WHAT IS BEING ASKED - Check each line below for the word "name", and copy those that have it.

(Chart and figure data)
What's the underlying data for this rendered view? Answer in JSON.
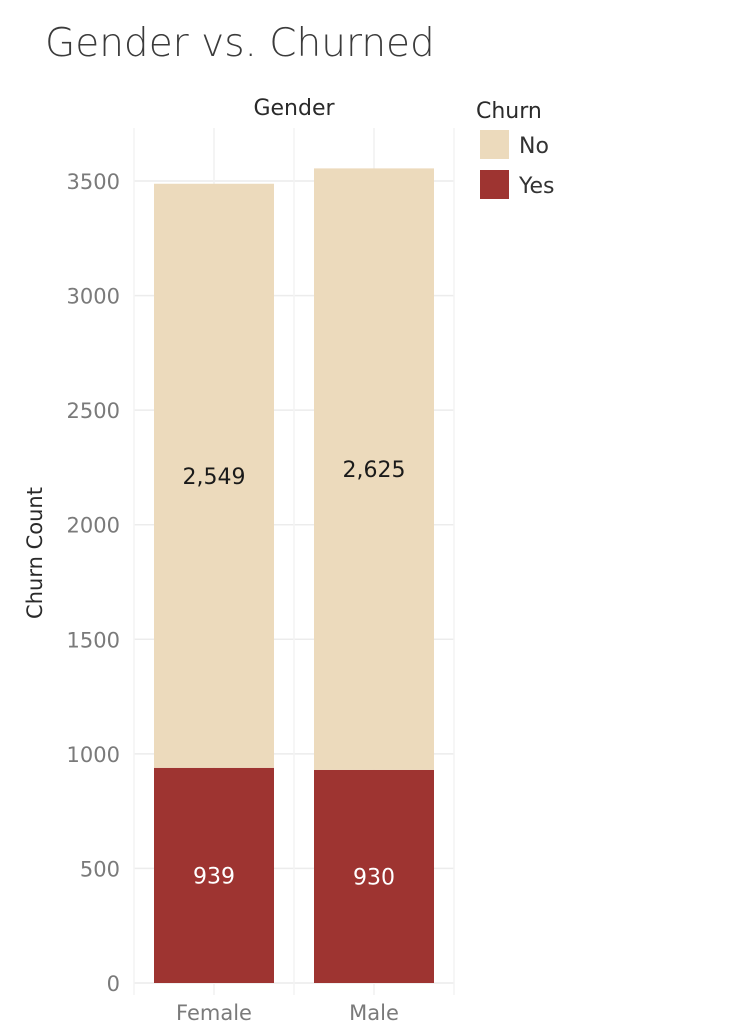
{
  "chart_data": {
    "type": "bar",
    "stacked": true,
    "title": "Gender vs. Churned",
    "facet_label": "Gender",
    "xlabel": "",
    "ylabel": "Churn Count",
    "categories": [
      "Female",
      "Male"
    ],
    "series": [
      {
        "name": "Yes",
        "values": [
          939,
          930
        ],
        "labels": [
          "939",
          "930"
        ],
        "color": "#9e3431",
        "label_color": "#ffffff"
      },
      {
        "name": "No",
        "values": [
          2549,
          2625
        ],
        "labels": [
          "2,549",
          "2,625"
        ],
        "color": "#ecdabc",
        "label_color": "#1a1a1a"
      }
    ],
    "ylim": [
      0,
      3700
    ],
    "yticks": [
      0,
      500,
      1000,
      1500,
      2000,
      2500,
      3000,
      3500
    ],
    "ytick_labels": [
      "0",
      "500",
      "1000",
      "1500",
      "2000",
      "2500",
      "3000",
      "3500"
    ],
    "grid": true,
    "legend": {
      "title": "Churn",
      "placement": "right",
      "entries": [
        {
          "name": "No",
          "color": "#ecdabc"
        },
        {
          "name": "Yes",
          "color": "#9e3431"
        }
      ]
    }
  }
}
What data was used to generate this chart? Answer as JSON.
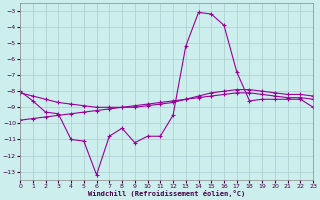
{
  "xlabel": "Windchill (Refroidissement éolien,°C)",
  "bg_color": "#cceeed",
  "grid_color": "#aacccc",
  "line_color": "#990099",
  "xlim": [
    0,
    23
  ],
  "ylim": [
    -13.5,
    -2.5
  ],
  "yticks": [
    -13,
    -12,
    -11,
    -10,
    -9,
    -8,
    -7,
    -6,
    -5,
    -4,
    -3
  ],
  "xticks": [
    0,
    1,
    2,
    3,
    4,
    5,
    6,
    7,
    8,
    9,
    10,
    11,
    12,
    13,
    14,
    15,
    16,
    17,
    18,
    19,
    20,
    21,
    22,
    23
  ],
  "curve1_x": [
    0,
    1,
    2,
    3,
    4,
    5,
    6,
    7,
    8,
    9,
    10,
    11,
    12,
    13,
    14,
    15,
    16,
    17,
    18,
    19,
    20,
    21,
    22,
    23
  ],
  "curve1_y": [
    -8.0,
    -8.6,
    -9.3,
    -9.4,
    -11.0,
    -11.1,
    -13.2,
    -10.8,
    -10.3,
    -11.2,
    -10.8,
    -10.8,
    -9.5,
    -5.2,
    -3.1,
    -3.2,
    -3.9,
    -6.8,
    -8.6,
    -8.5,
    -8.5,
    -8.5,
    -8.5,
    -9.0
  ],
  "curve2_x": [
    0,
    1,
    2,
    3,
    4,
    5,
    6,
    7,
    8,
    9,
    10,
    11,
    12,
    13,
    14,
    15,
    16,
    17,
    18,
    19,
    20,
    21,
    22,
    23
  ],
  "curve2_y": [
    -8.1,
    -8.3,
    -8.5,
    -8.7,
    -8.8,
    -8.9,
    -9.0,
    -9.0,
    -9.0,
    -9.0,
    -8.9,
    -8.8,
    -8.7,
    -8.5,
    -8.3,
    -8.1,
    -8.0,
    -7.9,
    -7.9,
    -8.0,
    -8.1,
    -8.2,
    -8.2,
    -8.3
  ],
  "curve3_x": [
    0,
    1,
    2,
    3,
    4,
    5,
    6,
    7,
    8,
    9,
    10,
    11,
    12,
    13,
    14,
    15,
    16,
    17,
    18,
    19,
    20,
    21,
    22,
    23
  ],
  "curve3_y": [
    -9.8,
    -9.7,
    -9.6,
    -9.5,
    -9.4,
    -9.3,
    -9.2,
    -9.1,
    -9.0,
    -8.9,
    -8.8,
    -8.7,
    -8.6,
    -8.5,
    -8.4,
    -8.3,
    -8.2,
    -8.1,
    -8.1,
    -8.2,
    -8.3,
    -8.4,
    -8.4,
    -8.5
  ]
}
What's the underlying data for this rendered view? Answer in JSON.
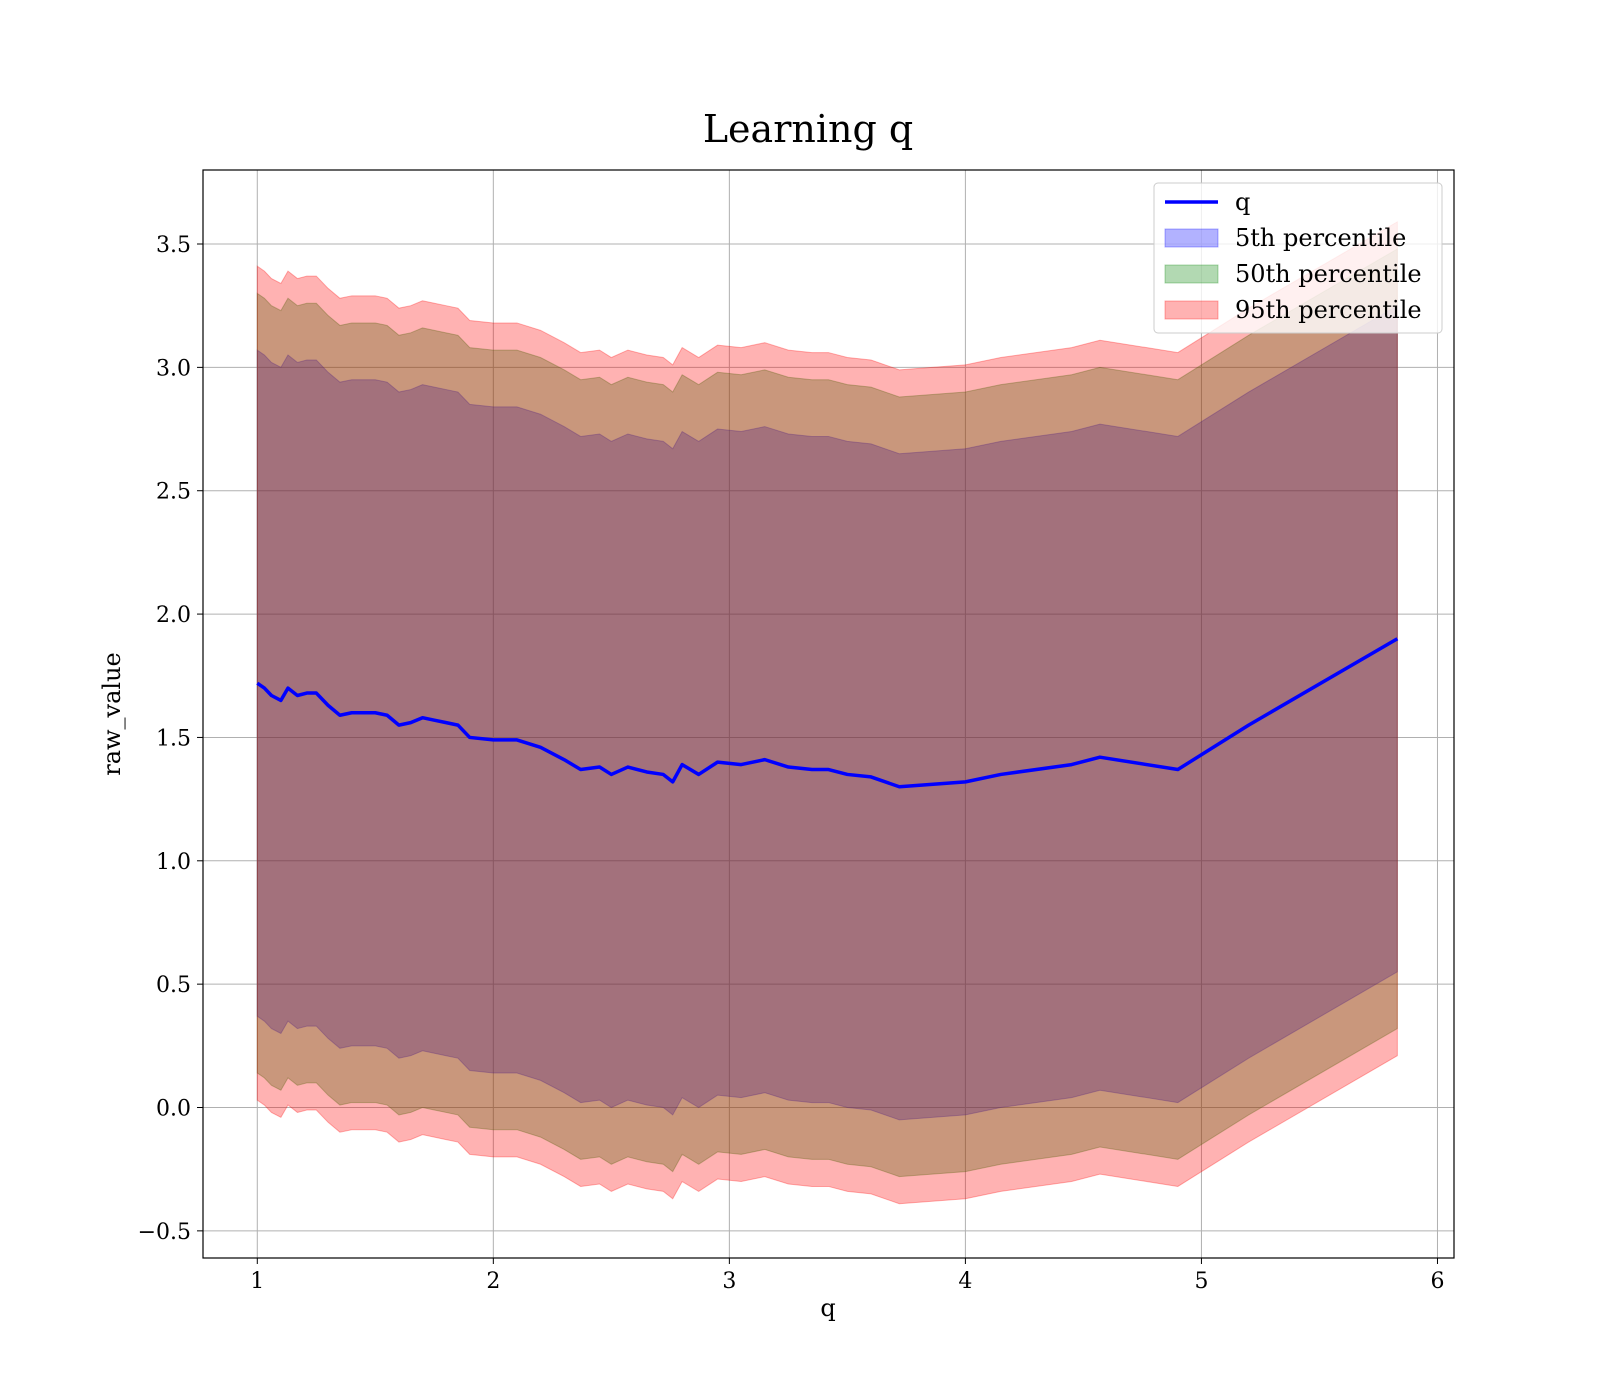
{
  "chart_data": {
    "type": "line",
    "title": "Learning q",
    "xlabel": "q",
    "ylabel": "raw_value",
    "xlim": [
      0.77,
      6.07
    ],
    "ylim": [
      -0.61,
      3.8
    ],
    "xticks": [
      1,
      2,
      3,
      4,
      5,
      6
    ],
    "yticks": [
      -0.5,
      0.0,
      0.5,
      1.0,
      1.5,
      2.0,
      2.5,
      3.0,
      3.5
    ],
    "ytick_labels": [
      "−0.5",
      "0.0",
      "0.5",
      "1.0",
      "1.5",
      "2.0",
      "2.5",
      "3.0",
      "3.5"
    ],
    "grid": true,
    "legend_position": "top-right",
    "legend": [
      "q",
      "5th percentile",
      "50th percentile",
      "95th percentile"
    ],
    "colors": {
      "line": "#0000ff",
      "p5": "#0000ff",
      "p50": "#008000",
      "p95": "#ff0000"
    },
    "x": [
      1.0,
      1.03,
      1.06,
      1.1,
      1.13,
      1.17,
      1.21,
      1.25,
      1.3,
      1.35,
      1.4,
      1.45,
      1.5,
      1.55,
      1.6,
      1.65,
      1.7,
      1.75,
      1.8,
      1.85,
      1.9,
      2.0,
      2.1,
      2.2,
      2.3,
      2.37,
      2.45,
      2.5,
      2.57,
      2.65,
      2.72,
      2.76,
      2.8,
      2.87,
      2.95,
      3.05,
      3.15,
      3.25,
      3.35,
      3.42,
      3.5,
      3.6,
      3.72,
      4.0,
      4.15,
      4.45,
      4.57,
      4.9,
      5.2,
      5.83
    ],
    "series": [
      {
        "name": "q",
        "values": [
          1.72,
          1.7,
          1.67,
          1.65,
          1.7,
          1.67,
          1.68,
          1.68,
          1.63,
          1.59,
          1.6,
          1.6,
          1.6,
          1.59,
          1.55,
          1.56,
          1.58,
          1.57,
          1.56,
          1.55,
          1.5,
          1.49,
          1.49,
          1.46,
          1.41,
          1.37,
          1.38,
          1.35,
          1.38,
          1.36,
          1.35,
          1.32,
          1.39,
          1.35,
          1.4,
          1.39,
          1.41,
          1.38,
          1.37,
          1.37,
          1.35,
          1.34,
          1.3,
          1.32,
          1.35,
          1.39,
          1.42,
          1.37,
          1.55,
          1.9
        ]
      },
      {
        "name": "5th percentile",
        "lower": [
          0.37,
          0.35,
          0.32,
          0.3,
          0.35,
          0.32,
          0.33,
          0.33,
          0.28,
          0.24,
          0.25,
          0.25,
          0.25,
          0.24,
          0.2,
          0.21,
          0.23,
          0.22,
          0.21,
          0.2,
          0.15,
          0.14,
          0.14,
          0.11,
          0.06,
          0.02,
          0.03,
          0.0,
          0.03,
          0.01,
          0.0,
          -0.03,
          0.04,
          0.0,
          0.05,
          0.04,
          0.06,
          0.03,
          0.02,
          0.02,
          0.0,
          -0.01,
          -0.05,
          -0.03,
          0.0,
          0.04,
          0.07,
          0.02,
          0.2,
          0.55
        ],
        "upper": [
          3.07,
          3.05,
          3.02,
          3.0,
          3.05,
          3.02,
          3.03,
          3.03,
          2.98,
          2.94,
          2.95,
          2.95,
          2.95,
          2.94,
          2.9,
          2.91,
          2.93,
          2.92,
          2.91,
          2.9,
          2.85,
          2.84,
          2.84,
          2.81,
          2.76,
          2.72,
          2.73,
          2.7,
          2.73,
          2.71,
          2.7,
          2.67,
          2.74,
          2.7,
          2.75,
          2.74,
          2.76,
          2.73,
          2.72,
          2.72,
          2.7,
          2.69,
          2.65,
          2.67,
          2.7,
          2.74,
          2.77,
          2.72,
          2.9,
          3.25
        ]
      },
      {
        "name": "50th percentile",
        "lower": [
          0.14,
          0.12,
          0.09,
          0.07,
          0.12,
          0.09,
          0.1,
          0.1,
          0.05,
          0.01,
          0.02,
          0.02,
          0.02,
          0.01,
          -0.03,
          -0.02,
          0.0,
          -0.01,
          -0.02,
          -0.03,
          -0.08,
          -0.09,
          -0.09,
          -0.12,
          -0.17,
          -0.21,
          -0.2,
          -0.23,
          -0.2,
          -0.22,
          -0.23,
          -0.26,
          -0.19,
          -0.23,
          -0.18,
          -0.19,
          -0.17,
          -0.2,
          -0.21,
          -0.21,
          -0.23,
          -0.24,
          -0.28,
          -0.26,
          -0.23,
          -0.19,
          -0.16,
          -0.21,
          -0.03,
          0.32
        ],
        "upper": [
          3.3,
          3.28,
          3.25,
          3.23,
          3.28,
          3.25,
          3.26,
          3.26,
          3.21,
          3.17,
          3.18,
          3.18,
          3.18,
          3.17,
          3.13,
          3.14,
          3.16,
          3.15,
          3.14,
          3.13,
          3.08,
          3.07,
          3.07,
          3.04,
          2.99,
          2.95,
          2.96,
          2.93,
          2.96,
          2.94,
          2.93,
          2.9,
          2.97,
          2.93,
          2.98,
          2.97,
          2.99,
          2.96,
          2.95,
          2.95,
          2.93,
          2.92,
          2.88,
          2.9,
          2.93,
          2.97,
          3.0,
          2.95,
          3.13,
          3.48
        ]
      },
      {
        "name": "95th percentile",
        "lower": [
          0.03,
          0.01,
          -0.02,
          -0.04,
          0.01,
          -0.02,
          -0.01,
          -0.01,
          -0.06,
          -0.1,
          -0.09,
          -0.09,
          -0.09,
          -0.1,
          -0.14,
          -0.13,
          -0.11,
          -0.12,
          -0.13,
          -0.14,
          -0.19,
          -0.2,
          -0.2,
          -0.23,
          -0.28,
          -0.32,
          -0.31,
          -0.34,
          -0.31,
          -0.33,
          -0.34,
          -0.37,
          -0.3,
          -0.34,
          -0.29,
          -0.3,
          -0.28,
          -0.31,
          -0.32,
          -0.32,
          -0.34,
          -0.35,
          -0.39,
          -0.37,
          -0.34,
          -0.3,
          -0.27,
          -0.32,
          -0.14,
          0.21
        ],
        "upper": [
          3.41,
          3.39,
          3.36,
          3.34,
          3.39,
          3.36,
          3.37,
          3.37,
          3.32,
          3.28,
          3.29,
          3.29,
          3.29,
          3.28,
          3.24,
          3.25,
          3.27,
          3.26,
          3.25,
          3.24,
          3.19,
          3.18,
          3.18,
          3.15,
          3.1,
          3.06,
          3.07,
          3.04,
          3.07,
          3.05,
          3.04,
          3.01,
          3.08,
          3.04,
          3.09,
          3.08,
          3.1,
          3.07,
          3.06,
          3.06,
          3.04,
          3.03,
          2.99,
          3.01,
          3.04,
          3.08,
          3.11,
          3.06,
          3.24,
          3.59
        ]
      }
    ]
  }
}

OUTPUT BELOW -
        "name": "Yes",
        "name": "No",
          "name": "No",
          "name": "Yes",
        "name": "q",
        "name": "5th percentile",
        "name": "50th percentile",
        "name": "95th percentile",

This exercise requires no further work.